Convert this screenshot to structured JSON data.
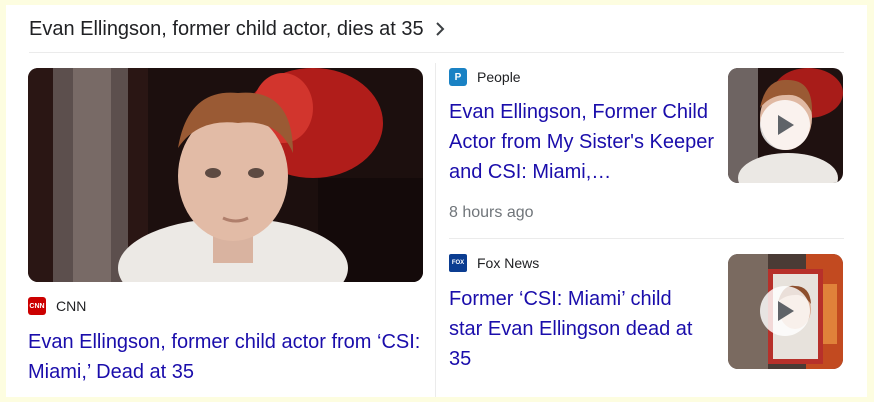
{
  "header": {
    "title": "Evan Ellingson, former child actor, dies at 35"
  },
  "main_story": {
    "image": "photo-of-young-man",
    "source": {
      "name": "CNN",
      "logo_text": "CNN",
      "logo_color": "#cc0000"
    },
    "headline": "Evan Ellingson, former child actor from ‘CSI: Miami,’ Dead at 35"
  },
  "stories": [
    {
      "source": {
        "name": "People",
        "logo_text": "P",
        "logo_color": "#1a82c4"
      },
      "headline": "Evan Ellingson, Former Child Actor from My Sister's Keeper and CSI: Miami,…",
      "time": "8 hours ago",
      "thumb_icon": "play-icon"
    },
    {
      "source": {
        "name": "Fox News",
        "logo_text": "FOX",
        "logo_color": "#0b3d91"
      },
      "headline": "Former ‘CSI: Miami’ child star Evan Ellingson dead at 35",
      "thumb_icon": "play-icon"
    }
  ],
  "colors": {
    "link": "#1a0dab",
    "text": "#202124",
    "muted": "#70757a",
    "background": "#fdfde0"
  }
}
--
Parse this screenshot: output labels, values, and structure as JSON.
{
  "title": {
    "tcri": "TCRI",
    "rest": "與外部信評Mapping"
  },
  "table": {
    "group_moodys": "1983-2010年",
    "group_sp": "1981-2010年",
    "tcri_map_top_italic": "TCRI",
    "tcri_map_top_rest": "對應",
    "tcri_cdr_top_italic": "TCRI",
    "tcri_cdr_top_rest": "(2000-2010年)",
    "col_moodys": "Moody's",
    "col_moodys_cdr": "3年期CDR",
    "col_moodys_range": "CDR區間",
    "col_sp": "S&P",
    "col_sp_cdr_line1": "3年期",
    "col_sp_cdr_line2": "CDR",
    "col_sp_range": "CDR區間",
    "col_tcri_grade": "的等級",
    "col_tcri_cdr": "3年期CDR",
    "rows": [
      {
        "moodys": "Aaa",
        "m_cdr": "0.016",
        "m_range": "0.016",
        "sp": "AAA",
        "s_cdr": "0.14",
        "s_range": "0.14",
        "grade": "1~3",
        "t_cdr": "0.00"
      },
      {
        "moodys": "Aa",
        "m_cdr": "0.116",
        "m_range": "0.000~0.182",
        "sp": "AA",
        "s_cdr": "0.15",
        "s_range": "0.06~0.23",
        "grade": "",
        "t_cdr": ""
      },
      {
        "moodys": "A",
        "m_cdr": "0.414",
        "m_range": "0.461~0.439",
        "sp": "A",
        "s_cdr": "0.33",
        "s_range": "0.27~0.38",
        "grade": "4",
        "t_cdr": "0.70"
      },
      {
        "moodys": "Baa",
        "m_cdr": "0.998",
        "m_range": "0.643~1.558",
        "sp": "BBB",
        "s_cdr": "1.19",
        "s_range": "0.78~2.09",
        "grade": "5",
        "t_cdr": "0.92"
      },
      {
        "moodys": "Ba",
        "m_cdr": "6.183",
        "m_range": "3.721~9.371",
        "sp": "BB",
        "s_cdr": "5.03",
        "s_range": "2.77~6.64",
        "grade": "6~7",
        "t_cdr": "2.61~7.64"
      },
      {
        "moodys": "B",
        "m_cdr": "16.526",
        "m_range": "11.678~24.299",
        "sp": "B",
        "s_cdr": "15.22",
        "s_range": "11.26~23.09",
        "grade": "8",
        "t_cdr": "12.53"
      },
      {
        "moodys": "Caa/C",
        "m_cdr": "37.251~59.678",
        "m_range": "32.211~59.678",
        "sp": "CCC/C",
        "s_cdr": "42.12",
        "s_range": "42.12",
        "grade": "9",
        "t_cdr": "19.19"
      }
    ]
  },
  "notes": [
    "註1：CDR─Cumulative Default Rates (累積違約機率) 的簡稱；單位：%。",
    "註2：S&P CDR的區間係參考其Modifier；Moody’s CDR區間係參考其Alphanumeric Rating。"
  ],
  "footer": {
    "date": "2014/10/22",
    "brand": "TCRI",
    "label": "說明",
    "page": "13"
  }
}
...
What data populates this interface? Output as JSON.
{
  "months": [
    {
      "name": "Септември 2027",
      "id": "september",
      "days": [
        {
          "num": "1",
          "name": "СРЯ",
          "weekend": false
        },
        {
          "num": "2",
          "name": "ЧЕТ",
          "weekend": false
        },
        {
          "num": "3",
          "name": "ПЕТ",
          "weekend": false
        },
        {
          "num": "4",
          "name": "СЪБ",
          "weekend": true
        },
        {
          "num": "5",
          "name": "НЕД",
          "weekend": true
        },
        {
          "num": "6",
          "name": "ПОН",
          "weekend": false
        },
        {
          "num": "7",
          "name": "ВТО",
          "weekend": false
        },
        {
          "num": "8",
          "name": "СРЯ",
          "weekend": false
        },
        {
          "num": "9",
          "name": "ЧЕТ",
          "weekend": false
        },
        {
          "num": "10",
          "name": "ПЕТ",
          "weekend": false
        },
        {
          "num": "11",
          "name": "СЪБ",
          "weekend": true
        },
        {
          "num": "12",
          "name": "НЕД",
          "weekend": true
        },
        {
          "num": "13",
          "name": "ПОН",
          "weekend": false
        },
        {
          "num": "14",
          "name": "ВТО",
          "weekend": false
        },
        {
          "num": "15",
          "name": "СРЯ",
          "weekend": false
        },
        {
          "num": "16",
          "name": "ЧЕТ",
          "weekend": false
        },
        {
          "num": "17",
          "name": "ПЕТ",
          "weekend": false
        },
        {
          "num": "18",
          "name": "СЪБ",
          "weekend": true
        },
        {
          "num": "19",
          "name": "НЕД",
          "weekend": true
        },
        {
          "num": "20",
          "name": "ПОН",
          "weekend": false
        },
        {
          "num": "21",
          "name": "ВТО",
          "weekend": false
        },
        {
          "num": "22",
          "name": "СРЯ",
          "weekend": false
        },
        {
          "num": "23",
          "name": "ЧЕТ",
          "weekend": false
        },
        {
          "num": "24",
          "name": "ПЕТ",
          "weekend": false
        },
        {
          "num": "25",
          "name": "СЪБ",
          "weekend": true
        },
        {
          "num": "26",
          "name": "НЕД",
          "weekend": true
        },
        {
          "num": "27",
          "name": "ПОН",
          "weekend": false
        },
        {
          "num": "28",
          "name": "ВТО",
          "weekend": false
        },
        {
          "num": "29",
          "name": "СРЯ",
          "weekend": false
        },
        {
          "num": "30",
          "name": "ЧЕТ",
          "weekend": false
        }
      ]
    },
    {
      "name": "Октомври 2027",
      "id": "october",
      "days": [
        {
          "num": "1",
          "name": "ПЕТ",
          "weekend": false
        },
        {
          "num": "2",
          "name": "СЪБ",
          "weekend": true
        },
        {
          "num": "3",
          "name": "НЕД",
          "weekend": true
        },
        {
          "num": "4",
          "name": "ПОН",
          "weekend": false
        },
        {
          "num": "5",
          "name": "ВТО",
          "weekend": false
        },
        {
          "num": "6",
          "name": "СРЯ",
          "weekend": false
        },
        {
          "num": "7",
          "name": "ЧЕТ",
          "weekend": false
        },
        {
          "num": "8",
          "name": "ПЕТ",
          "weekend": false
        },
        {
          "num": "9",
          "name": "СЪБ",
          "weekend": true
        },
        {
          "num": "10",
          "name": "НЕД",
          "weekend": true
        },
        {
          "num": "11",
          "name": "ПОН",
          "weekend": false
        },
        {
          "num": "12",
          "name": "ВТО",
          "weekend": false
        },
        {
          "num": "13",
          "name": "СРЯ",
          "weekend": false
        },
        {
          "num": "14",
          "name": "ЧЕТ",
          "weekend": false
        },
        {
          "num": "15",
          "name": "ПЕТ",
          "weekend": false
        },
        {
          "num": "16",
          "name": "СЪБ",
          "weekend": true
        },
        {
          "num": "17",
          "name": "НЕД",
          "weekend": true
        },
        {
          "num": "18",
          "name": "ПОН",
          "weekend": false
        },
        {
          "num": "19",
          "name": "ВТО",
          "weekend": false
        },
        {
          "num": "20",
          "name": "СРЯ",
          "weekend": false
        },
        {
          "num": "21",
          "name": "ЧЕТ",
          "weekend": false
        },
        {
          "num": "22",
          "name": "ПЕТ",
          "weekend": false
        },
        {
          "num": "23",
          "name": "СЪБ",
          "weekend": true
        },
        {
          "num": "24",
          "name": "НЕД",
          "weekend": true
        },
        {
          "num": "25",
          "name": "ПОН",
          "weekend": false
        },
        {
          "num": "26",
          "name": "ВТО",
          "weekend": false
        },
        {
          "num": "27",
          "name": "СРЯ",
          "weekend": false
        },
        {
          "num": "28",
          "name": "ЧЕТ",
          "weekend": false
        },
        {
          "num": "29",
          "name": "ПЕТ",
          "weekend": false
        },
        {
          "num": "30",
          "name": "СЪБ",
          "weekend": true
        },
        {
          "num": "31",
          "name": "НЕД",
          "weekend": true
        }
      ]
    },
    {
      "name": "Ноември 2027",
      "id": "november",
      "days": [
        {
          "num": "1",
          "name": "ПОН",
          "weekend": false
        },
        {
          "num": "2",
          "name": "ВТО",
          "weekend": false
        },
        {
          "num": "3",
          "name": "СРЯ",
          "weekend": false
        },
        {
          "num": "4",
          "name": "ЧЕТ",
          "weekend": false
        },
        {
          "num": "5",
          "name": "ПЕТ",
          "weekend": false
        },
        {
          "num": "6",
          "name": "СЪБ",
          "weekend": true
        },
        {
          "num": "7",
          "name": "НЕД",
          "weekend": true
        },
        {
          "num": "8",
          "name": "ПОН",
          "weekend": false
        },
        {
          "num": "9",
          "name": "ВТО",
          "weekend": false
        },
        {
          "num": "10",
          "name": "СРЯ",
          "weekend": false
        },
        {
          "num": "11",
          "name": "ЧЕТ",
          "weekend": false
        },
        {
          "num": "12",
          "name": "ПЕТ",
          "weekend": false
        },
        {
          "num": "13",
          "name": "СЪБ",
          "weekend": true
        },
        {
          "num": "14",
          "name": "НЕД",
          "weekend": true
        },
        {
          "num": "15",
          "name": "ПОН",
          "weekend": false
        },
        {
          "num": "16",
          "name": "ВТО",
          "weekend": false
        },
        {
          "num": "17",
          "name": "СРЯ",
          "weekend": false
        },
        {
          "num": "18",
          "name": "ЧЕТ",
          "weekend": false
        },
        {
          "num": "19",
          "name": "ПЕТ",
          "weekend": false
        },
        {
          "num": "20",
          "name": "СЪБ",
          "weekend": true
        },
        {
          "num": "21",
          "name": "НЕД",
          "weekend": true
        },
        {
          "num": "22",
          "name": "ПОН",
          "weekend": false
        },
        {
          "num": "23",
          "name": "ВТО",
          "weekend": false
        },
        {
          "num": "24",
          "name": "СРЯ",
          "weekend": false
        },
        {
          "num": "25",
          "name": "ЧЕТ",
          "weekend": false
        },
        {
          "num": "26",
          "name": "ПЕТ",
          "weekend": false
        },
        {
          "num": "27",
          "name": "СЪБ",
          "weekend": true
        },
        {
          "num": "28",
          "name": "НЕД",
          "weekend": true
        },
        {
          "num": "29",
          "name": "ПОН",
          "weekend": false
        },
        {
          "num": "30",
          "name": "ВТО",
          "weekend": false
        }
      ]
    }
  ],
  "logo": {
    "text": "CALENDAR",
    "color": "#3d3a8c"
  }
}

### Set task
The required answer is a single number: the count of lines in the entries that hold the string "JSON".

### Expected output
3